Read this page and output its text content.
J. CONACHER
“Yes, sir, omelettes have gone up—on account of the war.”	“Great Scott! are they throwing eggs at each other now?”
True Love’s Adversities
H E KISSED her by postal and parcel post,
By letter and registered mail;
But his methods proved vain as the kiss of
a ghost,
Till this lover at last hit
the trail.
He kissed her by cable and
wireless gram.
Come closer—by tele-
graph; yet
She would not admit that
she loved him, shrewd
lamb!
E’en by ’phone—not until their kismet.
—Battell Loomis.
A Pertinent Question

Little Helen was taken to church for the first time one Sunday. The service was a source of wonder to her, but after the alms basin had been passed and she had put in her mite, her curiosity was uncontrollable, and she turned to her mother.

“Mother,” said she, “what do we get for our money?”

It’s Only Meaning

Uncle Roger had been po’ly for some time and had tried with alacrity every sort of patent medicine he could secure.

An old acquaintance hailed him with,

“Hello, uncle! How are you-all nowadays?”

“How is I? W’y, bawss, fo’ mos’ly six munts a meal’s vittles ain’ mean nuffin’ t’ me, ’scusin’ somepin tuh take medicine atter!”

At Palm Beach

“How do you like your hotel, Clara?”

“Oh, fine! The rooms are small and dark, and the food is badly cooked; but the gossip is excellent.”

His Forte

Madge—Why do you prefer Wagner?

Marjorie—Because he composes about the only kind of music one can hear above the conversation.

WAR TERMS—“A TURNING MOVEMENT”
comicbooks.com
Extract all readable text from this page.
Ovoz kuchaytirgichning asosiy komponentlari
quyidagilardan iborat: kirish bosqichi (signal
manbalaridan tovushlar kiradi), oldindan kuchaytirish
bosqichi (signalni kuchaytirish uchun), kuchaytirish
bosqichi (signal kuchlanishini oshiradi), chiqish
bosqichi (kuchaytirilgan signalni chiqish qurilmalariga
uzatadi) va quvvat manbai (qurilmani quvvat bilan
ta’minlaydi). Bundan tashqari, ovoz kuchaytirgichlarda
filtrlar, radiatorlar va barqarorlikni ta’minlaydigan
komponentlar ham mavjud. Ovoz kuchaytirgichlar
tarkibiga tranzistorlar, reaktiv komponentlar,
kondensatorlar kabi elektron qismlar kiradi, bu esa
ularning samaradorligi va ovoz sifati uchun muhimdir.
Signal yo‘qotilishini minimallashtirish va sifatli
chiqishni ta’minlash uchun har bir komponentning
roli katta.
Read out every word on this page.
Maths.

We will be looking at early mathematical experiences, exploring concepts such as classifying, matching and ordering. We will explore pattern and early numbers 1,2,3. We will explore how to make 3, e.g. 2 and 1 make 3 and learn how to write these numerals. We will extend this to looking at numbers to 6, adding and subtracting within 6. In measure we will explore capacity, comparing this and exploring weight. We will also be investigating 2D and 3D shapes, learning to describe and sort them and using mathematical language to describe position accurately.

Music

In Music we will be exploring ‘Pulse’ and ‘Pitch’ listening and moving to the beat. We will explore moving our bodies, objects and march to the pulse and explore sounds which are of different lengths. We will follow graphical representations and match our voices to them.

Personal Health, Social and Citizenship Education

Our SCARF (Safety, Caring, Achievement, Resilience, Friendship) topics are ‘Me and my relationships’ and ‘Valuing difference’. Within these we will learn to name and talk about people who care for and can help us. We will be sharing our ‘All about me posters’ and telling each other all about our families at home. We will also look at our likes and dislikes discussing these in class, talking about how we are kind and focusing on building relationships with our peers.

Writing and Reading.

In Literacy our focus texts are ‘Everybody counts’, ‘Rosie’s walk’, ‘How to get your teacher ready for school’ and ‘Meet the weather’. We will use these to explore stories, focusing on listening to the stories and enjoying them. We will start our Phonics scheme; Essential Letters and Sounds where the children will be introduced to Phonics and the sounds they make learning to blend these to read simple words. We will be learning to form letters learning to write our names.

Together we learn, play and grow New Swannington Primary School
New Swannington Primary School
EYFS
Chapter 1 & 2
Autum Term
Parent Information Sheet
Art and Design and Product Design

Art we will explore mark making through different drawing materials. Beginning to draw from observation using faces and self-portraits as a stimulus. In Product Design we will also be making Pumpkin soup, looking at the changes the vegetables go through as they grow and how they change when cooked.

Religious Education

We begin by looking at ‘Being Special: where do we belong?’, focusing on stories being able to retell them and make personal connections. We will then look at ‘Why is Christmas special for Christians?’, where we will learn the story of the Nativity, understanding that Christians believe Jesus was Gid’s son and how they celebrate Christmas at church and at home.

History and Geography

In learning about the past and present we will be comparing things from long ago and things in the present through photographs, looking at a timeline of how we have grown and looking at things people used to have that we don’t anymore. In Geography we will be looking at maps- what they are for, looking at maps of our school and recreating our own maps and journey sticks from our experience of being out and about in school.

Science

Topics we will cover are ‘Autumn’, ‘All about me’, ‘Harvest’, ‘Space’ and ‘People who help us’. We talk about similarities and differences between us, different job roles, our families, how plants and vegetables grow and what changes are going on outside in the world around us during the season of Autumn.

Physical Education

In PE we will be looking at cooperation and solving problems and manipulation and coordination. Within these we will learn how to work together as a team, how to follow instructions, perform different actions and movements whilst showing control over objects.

※

## PROBLEM STATEMENT
Write out every record verbatim.

## CORRECT ANSWER
Read this page and output its text content.
J. CONACHER
“Yes, sir, omelettes have gone up—on account of the war.”	“Great Scott! are they throwing eggs at each other now?”
True Love’s Adversities
H E KISSED her by postal and parcel post,
By letter and registered mail;
But his methods proved vain as the kiss of
a ghost,
Till this lover at last hit
the trail.
He kissed her by cable and
wireless gram.
Come closer—by tele-
graph; yet
She would not admit that
she loved him, shrewd
lamb!
E’en by ’phone—not until their kismet.
—Battell Loomis.
A Pertinent Question

Little Helen was taken to church for the first time one Sunday. The service was a source of wonder to her, but after the alms basin had been passed and she had put in her mite, her curiosity was uncontrollable, and she turned to her mother.

“Mother,” said she, “what do we get for our money?”

It’s Only Meaning

Uncle Roger had been po’ly for some time and had tried with alacrity every sort of patent medicine he could secure.

An old acquaintance hailed him with,

“Hello, uncle! How are you-all nowadays?”

“How is I? W’y, bawss, fo’ mos’ly six munts a meal’s vittles ain’ mean nuffin’ t’ me, ’scusin’ somepin tuh take medicine atter!”

At Palm Beach

“How do you like your hotel, Clara?”

“Oh, fine! The rooms are small and dark, and the food is badly cooked; but the gossip is excellent.”

His Forte

Madge—Why do you prefer Wagner?

Marjorie—Because he composes about the only kind of music one can hear above the conversation.

WAR TERMS—“A TURNING MOVEMENT”
comicbooks.com
Extract all readable text from this page.
Ovoz kuchaytirgichning asosiy komponentlari
quyidagilardan iborat: kirish bosqichi (signal
manbalaridan tovushlar kiradi), oldindan kuchaytirish
bosqichi (signalni kuchaytirish uchun), kuchaytirish
bosqichi (signal kuchlanishini oshiradi), chiqish
bosqichi (kuchaytirilgan signalni chiqish qurilmalariga
uzatadi) va quvvat manbai (qurilmani quvvat bilan
ta’minlaydi). Bundan tashqari, ovoz kuchaytirgichlarda
filtrlar, radiatorlar va barqarorlikni ta’minlaydigan
komponentlar ham mavjud. Ovoz kuchaytirgichlar
tarkibiga tranzistorlar, reaktiv komponentlar,
kondensatorlar kabi elektron qismlar kiradi, bu esa
ularning samaradorligi va ovoz sifati uchun muhimdir.
Signal yo‘qotilishini minimallashtirish va sifatli
chiqishni ta’minlash uchun har bir komponentning
roli katta.
Read out every word on this page.
Maths.

We will be looking at early mathematical experiences, exploring concepts such as classifying, matching and ordering. We will explore pattern and early numbers 1,2,3. We will explore how to make 3, e.g. 2 and 1 make 3 and learn how to write these numerals. We will extend this to looking at numbers to 6, adding and subtracting within 6. In measure we will explore capacity, comparing this and exploring weight. We will also be investigating 2D and 3D shapes, learning to describe and sort them and using mathematical language to describe position accurately.

Music

In Music we will be exploring ‘Pulse’ and ‘Pitch’ listening and moving to the beat. We will explore moving our bodies, objects and march to the pulse and explore sounds which are of different lengths. We will follow graphical representations and match our voices to them.

Personal Health, Social and Citizenship Education

Our SCARF (Safety, Caring, Achievement, Resilience, Friendship) topics are ‘Me and my relationships’ and ‘Valuing difference’. Within these we will learn to name and talk about people who care for and can help us. We will be sharing our ‘All about me posters’ and telling each other all about our families at home. We will also look at our likes and dislikes discussing these in class, talking about how we are kind and focusing on building relationships with our peers.

Writing and Reading.

In Literacy our focus texts are ‘Everybody counts’, ‘Rosie’s walk’, ‘How to get your teacher ready for school’ and ‘Meet the weather’. We will use these to explore stories, focusing on listening to the stories and enjoying them. We will start our Phonics scheme; Essential Letters and Sounds where the children will be introduced to Phonics and the sounds they make learning to blend these to read simple words. We will be learning to form letters learning to write our names.

Together we learn, play and grow New Swannington Primary School
New Swannington Primary School
EYFS
Chapter 1 & 2
Autum Term
Parent Information Sheet
Art and Design and Product Design

Art we will explore mark making through different drawing materials. Beginning to draw from observation using faces and self-portraits as a stimulus. In Product Design we will also be making Pumpkin soup, looking at the changes the vegetables go through as they grow and how they change when cooked.

Religious Education

We begin by looking at ‘Being Special: where do we belong?’, focusing on stories being able to retell them and make personal connections. We will then look at ‘Why is Christmas special for Christians?’, where we will learn the story of the Nativity, understanding that Christians believe Jesus was Gid’s son and how they celebrate Christmas at church and at home.

History and Geography

In learning about the past and present we will be comparing things from long ago and things in the present through photographs, looking at a timeline of how we have grown and looking at things people used to have that we don’t anymore. In Geography we will be looking at maps- what they are for, looking at maps of our school and recreating our own maps and journey sticks from our experience of being out and about in school.

Science

Topics we will cover are ‘Autumn’, ‘All about me’, ‘Harvest’, ‘Space’ and ‘People who help us’. We talk about similarities and differences between us, different job roles, our families, how plants and vegetables grow and what changes are going on outside in the world around us during the season of Autumn.

Physical Education

In PE we will be looking at cooperation and solving problems and manipulation and coordination. Within these we will learn how to work together as a team, how to follow instructions, perform different actions and movements whilst showing control over objects.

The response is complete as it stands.